* Stored records
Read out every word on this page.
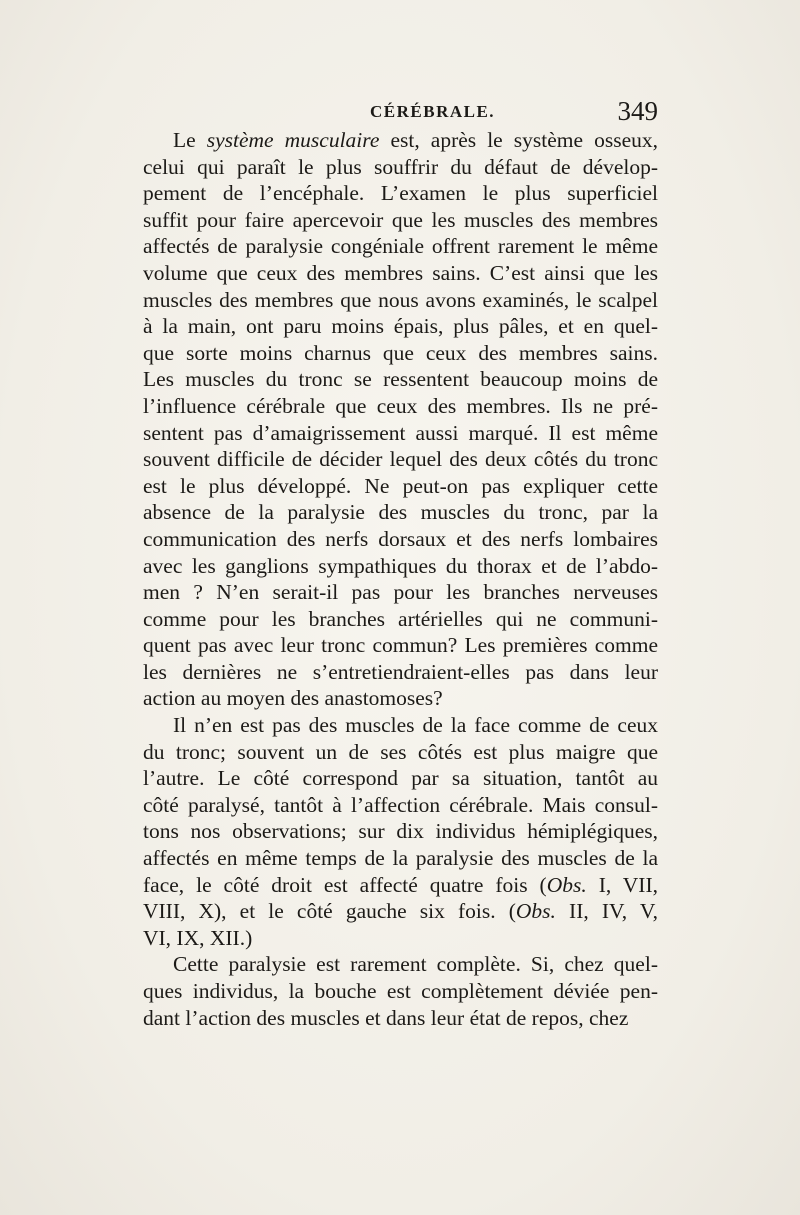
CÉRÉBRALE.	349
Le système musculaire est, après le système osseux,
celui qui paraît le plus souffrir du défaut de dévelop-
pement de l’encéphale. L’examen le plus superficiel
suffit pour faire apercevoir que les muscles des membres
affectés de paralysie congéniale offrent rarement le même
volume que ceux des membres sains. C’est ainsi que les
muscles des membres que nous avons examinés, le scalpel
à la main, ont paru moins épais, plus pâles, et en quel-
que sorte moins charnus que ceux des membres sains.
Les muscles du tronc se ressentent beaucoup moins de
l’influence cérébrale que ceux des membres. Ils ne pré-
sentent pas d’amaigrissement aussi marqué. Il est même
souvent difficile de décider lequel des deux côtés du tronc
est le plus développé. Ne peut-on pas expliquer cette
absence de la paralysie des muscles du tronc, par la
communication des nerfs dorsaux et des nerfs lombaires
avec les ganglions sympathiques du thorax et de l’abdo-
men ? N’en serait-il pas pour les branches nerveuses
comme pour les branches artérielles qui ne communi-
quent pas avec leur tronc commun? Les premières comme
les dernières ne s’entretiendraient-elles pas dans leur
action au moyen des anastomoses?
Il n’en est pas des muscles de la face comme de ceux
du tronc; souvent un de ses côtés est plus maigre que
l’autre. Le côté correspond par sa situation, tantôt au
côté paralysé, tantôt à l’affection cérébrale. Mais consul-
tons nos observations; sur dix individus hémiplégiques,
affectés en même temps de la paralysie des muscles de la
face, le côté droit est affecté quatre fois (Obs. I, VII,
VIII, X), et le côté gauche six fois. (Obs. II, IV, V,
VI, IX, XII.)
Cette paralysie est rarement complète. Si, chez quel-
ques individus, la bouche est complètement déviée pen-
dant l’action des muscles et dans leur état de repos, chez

* Instruction
Every record above should be written out again without change, except that the pictures are left out.

* Response below
Read out every word on this page.
CÉRÉBRALE.	349
Le système musculaire est, après le système osseux,
celui qui paraît le plus souffrir du défaut de dévelop-
pement de l’encéphale. L’examen le plus superficiel
suffit pour faire apercevoir que les muscles des membres
affectés de paralysie congéniale offrent rarement le même
volume que ceux des membres sains. C’est ainsi que les
muscles des membres que nous avons examinés, le scalpel
à la main, ont paru moins épais, plus pâles, et en quel-
que sorte moins charnus que ceux des membres sains.
Les muscles du tronc se ressentent beaucoup moins de
l’influence cérébrale que ceux des membres. Ils ne pré-
sentent pas d’amaigrissement aussi marqué. Il est même
souvent difficile de décider lequel des deux côtés du tronc
est le plus développé. Ne peut-on pas expliquer cette
absence de la paralysie des muscles du tronc, par la
communication des nerfs dorsaux et des nerfs lombaires
avec les ganglions sympathiques du thorax et de l’abdo-
men ? N’en serait-il pas pour les branches nerveuses
comme pour les branches artérielles qui ne communi-
quent pas avec leur tronc commun? Les premières comme
les dernières ne s’entretiendraient-elles pas dans leur
action au moyen des anastomoses?
Il n’en est pas des muscles de la face comme de ceux
du tronc; souvent un de ses côtés est plus maigre que
l’autre. Le côté correspond par sa situation, tantôt au
côté paralysé, tantôt à l’affection cérébrale. Mais consul-
tons nos observations; sur dix individus hémiplégiques,
affectés en même temps de la paralysie des muscles de la
face, le côté droit est affecté quatre fois (Obs. I, VII,
VIII, X), et le côté gauche six fois. (Obs. II, IV, V,
VI, IX, XII.)
Cette paralysie est rarement complète. Si, chez quel-
ques individus, la bouche est complètement déviée pen-
dant l’action des muscles et dans leur état de repos, chez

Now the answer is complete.